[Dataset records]
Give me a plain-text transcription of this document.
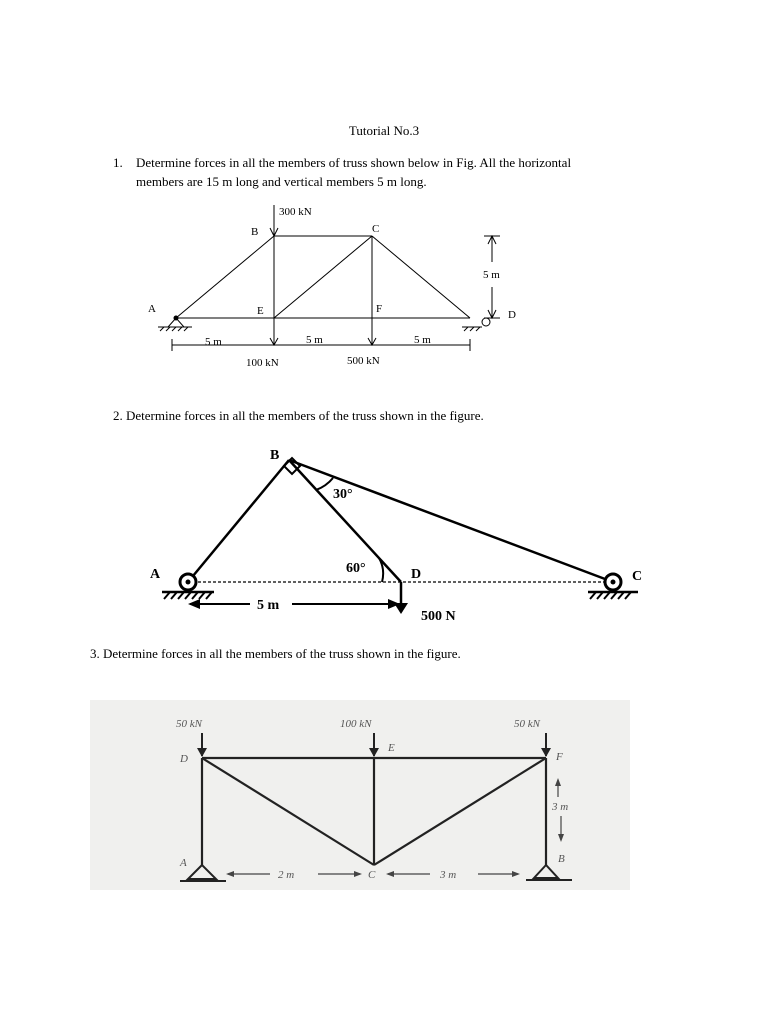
Tutorial No.3
1. Determine forces in all the members of truss shown below in Fig. All the horizontal
members are 15 m long and vertical members 5 m long.
A
B	C
D
E	F
300 kN
100 kN	500 kN
5 m	5 m	5 m
5 m
2. Determine forces in all the members of the truss shown in the figure.
B
A	D	C
30°
60°
5 m
500 N
3. Determine forces in all the members of the truss shown in the figure.
50 kN	100 kN	50 kN
D
E
F
A
C
B
2 m	3 m
3 m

§ **Description of the task**
Exclude the pictures. Write out the remaining data exactly.

§ **Exercise answer**
Give me a plain-text transcription of this document.
Tutorial No.3
1. Determine forces in all the members of truss shown below in Fig. All the horizontal
members are 15 m long and vertical members 5 m long.
A
B	C
D
E	F
300 kN
100 kN	500 kN
5 m	5 m	5 m
5 m
2. Determine forces in all the members of the truss shown in the figure.
B
A	D	C
30°
60°
5 m
500 N
3. Determine forces in all the members of the truss shown in the figure.
50 kN	100 kN	50 kN
D
E
F
A
C
B
2 m	3 m
3 m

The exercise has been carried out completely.